**TASK GOAL:** From the material below, list every line containing "Growth".

Stored data entries
** Start **

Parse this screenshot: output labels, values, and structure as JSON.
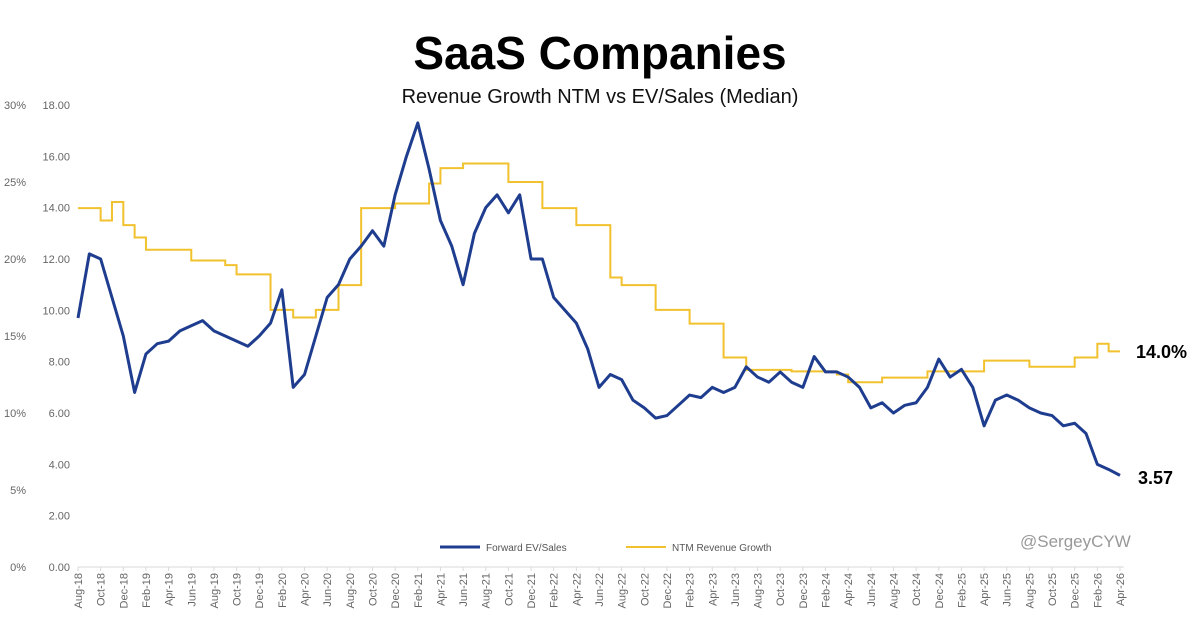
{
  "chart_data": {
    "type": "line",
    "title": "SaaS Companies",
    "subtitle": "Revenue Growth NTM vs EV/Sales (Median)",
    "x_ticks": [
      "Aug-18",
      "Oct-18",
      "Dec-18",
      "Feb-19",
      "Apr-19",
      "Jun-19",
      "Aug-19",
      "Oct-19",
      "Dec-19",
      "Feb-20",
      "Apr-20",
      "Jun-20",
      "Aug-20",
      "Oct-20",
      "Dec-20",
      "Feb-21",
      "Apr-21",
      "Jun-21",
      "Aug-21",
      "Oct-21",
      "Dec-21",
      "Feb-22",
      "Apr-22",
      "Jun-22",
      "Aug-22",
      "Oct-22",
      "Dec-22",
      "Feb-23",
      "Apr-23",
      "Jun-23",
      "Aug-23",
      "Oct-23",
      "Dec-23",
      "Feb-24",
      "Apr-24",
      "Jun-24",
      "Aug-24",
      "Oct-24",
      "Dec-24",
      "Feb-25",
      "Apr-25",
      "Jun-25",
      "Aug-25",
      "Oct-25",
      "Dec-25",
      "Feb-26",
      "Apr-26"
    ],
    "y_left_outer": {
      "ticks": [
        "0%",
        "5%",
        "10%",
        "15%",
        "20%",
        "25%",
        "30%"
      ],
      "ylim": [
        0,
        30
      ]
    },
    "y_left_inner": {
      "ticks": [
        "0.00",
        "2.00",
        "4.00",
        "6.00",
        "8.00",
        "10.00",
        "12.00",
        "14.00",
        "16.00",
        "18.00"
      ],
      "ylim": [
        0,
        18
      ]
    },
    "grid": false,
    "legend_position": "bottom",
    "series": [
      {
        "name": "Forward EV/Sales",
        "axis": "inner",
        "color": "#1f3d8f",
        "end_label": "3.57",
        "points": [
          [
            "2018-08",
            9.7
          ],
          [
            "2018-09",
            12.2
          ],
          [
            "2018-10",
            12.0
          ],
          [
            "2018-11",
            10.5
          ],
          [
            "2018-12",
            9.0
          ],
          [
            "2019-01",
            6.8
          ],
          [
            "2019-02",
            8.3
          ],
          [
            "2019-03",
            8.7
          ],
          [
            "2019-04",
            8.8
          ],
          [
            "2019-05",
            9.2
          ],
          [
            "2019-06",
            9.4
          ],
          [
            "2019-07",
            9.6
          ],
          [
            "2019-08",
            9.2
          ],
          [
            "2019-09",
            9.0
          ],
          [
            "2019-10",
            8.8
          ],
          [
            "2019-11",
            8.6
          ],
          [
            "2019-12",
            9.0
          ],
          [
            "2020-01",
            9.5
          ],
          [
            "2020-02",
            10.8
          ],
          [
            "2020-03",
            7.0
          ],
          [
            "2020-04",
            7.5
          ],
          [
            "2020-05",
            9.0
          ],
          [
            "2020-06",
            10.5
          ],
          [
            "2020-07",
            11.0
          ],
          [
            "2020-08",
            12.0
          ],
          [
            "2020-09",
            12.5
          ],
          [
            "2020-10",
            13.1
          ],
          [
            "2020-11",
            12.5
          ],
          [
            "2020-12",
            14.5
          ],
          [
            "2021-01",
            16.0
          ],
          [
            "2021-02",
            17.3
          ],
          [
            "2021-03",
            15.5
          ],
          [
            "2021-04",
            13.5
          ],
          [
            "2021-05",
            12.5
          ],
          [
            "2021-06",
            11.0
          ],
          [
            "2021-07",
            13.0
          ],
          [
            "2021-08",
            14.0
          ],
          [
            "2021-09",
            14.5
          ],
          [
            "2021-10",
            13.8
          ],
          [
            "2021-11",
            14.5
          ],
          [
            "2021-12",
            12.0
          ],
          [
            "2022-01",
            12.0
          ],
          [
            "2022-02",
            10.5
          ],
          [
            "2022-03",
            10.0
          ],
          [
            "2022-04",
            9.5
          ],
          [
            "2022-05",
            8.5
          ],
          [
            "2022-06",
            7.0
          ],
          [
            "2022-07",
            7.5
          ],
          [
            "2022-08",
            7.3
          ],
          [
            "2022-09",
            6.5
          ],
          [
            "2022-10",
            6.2
          ],
          [
            "2022-11",
            5.8
          ],
          [
            "2022-12",
            5.9
          ],
          [
            "2023-01",
            6.3
          ],
          [
            "2023-02",
            6.7
          ],
          [
            "2023-03",
            6.6
          ],
          [
            "2023-04",
            7.0
          ],
          [
            "2023-05",
            6.8
          ],
          [
            "2023-06",
            7.0
          ],
          [
            "2023-07",
            7.8
          ],
          [
            "2023-08",
            7.4
          ],
          [
            "2023-09",
            7.2
          ],
          [
            "2023-10",
            7.6
          ],
          [
            "2023-11",
            7.2
          ],
          [
            "2023-12",
            7.0
          ],
          [
            "2024-01",
            8.2
          ],
          [
            "2024-02",
            7.6
          ],
          [
            "2024-03",
            7.6
          ],
          [
            "2024-04",
            7.4
          ],
          [
            "2024-05",
            7.0
          ],
          [
            "2024-06",
            6.2
          ],
          [
            "2024-07",
            6.4
          ],
          [
            "2024-08",
            6.0
          ],
          [
            "2024-09",
            6.3
          ],
          [
            "2024-10",
            6.4
          ],
          [
            "2024-11",
            7.0
          ],
          [
            "2024-12",
            8.1
          ],
          [
            "2025-01",
            7.4
          ],
          [
            "2025-02",
            7.7
          ],
          [
            "2025-03",
            7.0
          ],
          [
            "2025-04",
            5.5
          ],
          [
            "2025-05",
            6.5
          ],
          [
            "2025-06",
            6.7
          ],
          [
            "2025-07",
            6.5
          ],
          [
            "2025-08",
            6.2
          ],
          [
            "2025-09",
            6.0
          ],
          [
            "2025-10",
            5.9
          ],
          [
            "2025-11",
            5.5
          ],
          [
            "2025-12",
            5.6
          ],
          [
            "2026-01",
            5.2
          ],
          [
            "2026-02",
            4.0
          ],
          [
            "2026-03",
            3.8
          ],
          [
            "2026-04",
            3.57
          ]
        ]
      },
      {
        "name": "NTM Revenue Growth",
        "axis": "outer",
        "unit": "%",
        "color": "#f2c12e",
        "end_label": "14.0%",
        "points": [
          [
            "2018-08",
            23.3
          ],
          [
            "2018-10",
            22.5
          ],
          [
            "2018-11",
            23.7
          ],
          [
            "2018-12",
            22.2
          ],
          [
            "2019-01",
            21.4
          ],
          [
            "2019-02",
            20.6
          ],
          [
            "2019-06",
            19.9
          ],
          [
            "2019-09",
            19.6
          ],
          [
            "2019-10",
            19.0
          ],
          [
            "2020-01",
            16.7
          ],
          [
            "2020-03",
            16.2
          ],
          [
            "2020-05",
            16.7
          ],
          [
            "2020-07",
            18.3
          ],
          [
            "2020-09",
            23.3
          ],
          [
            "2020-12",
            23.6
          ],
          [
            "2021-03",
            24.9
          ],
          [
            "2021-04",
            25.9
          ],
          [
            "2021-06",
            26.2
          ],
          [
            "2021-10",
            25.0
          ],
          [
            "2022-01",
            23.3
          ],
          [
            "2022-04",
            22.2
          ],
          [
            "2022-07",
            18.8
          ],
          [
            "2022-08",
            18.3
          ],
          [
            "2022-11",
            16.7
          ],
          [
            "2023-02",
            15.8
          ],
          [
            "2023-05",
            13.6
          ],
          [
            "2023-07",
            12.8
          ],
          [
            "2023-11",
            12.7
          ],
          [
            "2024-03",
            12.5
          ],
          [
            "2024-04",
            12.0
          ],
          [
            "2024-07",
            12.3
          ],
          [
            "2024-11",
            12.7
          ],
          [
            "2025-04",
            13.4
          ],
          [
            "2025-08",
            13.0
          ],
          [
            "2025-12",
            13.6
          ],
          [
            "2026-02",
            14.5
          ],
          [
            "2026-03",
            14.0
          ],
          [
            "2026-04",
            14.0
          ]
        ]
      }
    ],
    "watermark": "@SergeyCYW"
  }
}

** End **

**RESPONSE TO THE EXERCISE:**
    "subtitle": "Revenue Growth NTM vs EV/Sales (Median)",
        "name": "NTM Revenue Growth",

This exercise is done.